- _Task brief_
Copy out each line in the material below that has the word "electrical".

- _Extracted information_
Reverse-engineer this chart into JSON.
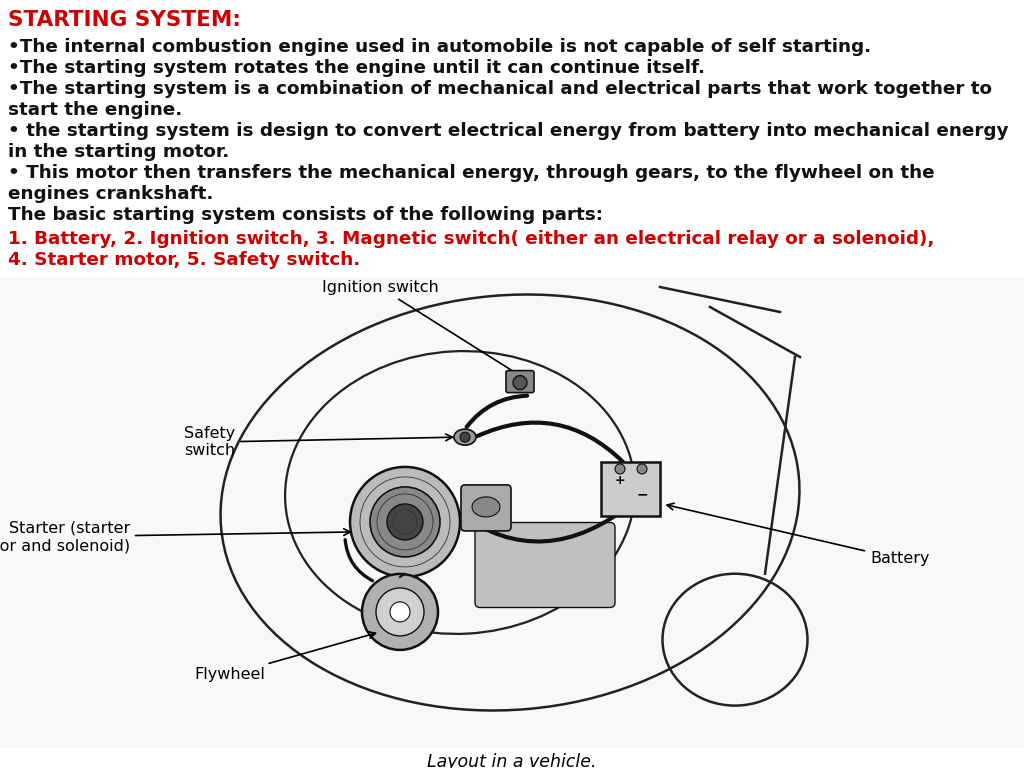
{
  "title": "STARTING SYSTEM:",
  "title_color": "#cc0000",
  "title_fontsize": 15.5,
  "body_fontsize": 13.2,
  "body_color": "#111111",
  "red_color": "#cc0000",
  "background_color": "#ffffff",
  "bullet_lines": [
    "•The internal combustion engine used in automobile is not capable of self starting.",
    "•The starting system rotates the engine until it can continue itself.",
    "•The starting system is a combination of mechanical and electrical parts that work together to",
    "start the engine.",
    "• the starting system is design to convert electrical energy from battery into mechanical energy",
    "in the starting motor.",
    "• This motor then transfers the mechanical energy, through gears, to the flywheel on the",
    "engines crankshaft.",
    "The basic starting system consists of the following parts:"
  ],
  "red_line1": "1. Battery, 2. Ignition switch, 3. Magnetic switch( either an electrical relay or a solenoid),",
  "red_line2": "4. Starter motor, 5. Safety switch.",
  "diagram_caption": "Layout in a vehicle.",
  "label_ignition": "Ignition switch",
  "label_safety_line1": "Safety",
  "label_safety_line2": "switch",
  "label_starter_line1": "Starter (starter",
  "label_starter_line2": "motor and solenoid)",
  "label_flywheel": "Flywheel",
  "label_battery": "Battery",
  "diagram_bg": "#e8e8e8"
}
...
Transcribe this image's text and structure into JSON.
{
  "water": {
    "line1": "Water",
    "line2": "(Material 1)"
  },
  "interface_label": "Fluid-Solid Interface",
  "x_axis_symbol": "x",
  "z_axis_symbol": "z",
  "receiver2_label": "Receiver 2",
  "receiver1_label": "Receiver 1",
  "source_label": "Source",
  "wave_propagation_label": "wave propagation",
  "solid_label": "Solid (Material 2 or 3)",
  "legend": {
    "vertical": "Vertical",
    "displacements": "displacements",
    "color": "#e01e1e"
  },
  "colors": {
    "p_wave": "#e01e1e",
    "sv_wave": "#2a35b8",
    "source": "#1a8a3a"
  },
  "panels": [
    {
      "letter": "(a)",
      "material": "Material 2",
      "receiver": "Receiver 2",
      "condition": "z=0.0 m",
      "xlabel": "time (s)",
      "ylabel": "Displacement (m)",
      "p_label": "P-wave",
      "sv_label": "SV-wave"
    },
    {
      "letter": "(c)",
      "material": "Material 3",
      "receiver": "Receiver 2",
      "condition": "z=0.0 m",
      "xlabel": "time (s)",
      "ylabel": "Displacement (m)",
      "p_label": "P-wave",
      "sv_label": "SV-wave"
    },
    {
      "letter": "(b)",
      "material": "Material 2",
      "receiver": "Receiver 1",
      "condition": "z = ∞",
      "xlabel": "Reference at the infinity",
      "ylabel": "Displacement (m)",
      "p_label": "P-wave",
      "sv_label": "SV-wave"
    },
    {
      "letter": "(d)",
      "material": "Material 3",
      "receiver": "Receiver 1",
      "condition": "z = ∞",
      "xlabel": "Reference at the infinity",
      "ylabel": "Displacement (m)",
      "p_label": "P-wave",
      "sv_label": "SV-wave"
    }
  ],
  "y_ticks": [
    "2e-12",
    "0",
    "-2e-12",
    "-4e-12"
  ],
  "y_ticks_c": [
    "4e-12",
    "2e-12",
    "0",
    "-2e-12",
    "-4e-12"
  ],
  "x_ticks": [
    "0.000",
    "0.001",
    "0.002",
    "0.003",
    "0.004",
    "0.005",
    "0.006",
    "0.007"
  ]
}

- _Answer to this exercise_
    "•The starting system is a combination of mechanical and electrical parts that work together to",
    "• the starting system is design to convert electrical energy from battery into mechanical energy",
  "red_line1": "1. Battery, 2. Ignition switch, 3. Magnetic switch( either an electrical relay or a solenoid),",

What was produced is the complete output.